• _SHORT PROBLEM_: The required output is a single number: how many lines of the material contain the string "SDTVAR".

• _MATERIAL TO PROCESS_:
•••••
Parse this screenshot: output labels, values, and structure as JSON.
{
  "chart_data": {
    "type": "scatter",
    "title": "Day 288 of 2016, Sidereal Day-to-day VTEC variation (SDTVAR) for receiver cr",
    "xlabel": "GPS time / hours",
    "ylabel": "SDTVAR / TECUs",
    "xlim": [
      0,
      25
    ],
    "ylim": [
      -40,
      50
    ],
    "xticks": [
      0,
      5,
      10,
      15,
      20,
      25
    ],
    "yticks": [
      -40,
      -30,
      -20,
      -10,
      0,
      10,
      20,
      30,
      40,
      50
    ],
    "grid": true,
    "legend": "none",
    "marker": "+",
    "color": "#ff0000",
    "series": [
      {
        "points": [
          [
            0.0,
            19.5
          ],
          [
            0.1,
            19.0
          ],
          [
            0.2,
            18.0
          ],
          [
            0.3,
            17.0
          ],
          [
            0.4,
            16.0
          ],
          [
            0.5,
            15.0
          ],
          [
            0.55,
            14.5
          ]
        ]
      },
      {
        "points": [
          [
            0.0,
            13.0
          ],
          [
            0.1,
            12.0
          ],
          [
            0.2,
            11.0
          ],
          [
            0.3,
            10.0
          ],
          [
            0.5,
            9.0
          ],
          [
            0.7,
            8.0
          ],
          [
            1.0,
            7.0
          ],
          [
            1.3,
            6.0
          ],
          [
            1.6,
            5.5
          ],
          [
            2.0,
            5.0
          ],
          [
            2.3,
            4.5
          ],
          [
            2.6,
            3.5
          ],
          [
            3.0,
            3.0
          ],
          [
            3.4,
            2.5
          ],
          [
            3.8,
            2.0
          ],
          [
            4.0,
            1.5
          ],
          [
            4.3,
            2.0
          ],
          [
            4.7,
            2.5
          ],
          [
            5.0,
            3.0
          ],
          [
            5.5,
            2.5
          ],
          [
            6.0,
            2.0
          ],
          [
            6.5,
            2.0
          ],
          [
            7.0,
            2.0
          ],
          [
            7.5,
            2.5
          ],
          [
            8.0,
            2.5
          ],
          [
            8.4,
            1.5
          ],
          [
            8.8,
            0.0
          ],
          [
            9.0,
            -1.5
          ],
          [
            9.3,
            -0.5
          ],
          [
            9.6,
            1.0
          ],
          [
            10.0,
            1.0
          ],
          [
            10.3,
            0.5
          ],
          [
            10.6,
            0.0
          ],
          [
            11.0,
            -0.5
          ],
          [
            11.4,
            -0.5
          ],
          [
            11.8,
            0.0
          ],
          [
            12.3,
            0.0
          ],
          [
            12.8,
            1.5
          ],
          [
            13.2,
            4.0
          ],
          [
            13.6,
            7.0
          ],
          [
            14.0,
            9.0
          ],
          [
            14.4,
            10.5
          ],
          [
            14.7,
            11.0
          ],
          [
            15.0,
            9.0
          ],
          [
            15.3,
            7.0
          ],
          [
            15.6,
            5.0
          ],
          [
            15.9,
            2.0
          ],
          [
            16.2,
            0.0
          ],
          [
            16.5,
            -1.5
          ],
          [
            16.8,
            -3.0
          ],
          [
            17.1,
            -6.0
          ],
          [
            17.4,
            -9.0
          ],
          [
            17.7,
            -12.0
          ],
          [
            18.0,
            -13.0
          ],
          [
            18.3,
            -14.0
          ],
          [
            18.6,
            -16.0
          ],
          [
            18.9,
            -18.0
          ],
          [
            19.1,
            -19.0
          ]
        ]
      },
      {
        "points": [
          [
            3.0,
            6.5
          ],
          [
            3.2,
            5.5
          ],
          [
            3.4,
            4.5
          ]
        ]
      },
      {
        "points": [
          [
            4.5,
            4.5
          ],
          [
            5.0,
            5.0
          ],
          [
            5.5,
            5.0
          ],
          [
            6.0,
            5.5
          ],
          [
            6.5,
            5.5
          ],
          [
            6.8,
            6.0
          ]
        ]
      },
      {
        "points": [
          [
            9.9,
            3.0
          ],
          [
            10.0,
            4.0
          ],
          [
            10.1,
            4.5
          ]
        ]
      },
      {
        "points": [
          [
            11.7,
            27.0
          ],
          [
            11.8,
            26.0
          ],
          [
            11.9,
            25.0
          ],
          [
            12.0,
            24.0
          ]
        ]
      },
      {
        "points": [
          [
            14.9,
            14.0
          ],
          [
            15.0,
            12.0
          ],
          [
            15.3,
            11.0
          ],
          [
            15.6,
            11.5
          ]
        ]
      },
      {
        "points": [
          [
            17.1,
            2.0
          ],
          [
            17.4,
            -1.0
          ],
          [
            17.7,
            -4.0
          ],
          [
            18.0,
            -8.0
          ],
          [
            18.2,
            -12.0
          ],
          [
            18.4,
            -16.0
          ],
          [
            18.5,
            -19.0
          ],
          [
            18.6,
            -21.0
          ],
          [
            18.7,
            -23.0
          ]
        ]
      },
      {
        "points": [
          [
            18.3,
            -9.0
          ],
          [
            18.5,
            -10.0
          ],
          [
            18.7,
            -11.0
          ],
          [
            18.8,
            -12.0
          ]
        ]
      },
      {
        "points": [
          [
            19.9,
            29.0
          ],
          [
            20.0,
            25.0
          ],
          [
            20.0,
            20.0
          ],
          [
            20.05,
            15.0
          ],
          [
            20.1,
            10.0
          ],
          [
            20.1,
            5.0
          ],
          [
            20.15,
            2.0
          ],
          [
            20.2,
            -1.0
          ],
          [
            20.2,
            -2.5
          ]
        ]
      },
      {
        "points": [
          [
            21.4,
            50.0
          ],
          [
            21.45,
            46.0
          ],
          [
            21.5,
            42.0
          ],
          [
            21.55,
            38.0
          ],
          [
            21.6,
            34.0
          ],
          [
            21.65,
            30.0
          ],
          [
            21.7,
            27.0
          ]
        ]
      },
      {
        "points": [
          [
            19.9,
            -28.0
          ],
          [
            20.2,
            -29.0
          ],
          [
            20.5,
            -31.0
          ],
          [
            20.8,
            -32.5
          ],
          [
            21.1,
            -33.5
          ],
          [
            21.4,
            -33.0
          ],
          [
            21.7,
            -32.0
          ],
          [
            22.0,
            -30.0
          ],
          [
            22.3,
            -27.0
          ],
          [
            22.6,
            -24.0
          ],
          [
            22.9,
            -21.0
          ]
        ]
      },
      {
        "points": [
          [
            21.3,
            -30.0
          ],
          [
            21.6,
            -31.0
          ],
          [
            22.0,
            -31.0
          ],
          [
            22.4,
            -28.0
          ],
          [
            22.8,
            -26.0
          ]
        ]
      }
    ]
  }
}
•••••
• _THE RESULT_: 2